### Task to complete
Check each line of the listing, and copy it if it contains the word "nspectrum".

____ Data listing

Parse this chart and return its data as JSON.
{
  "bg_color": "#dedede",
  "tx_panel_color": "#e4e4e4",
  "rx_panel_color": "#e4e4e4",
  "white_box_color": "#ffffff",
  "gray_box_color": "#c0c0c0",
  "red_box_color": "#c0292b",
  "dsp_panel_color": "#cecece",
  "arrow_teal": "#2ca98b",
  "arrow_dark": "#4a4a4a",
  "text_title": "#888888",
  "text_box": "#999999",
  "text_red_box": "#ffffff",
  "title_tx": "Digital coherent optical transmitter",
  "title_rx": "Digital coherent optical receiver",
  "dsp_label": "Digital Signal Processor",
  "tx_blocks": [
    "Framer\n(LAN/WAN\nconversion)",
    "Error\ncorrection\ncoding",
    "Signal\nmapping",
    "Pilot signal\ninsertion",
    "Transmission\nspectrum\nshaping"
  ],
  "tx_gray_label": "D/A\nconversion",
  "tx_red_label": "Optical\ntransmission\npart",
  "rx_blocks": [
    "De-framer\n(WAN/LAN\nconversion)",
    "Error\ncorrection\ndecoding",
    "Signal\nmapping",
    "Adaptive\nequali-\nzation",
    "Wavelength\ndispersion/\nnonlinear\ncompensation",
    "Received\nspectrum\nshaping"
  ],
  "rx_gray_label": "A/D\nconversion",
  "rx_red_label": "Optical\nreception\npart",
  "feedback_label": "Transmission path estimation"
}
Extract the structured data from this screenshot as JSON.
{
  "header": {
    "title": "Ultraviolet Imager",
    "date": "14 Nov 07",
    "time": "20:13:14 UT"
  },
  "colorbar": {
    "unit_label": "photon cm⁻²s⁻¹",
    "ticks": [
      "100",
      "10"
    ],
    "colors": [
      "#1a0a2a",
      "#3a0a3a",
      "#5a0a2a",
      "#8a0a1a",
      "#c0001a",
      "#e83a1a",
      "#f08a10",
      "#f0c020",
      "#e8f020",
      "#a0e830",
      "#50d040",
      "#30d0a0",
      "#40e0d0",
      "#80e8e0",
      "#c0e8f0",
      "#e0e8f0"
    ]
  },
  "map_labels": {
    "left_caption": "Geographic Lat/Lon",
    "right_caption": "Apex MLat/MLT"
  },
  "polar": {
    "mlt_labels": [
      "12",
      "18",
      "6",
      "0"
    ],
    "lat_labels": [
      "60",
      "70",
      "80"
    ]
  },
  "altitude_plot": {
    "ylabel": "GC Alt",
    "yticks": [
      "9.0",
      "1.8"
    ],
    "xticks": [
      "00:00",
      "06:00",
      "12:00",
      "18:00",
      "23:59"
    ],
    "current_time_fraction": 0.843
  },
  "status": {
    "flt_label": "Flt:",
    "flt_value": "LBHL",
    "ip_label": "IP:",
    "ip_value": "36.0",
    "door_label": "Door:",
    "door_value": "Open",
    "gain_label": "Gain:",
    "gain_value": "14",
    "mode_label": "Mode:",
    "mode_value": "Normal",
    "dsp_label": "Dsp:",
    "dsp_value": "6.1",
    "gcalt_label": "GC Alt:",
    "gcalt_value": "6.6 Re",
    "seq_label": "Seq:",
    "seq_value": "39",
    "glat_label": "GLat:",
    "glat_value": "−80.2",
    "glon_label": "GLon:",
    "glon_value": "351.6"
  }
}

________

### Output
    "Transmission\nspectrum\nshaping"
    "Received\nspectrum\nshaping"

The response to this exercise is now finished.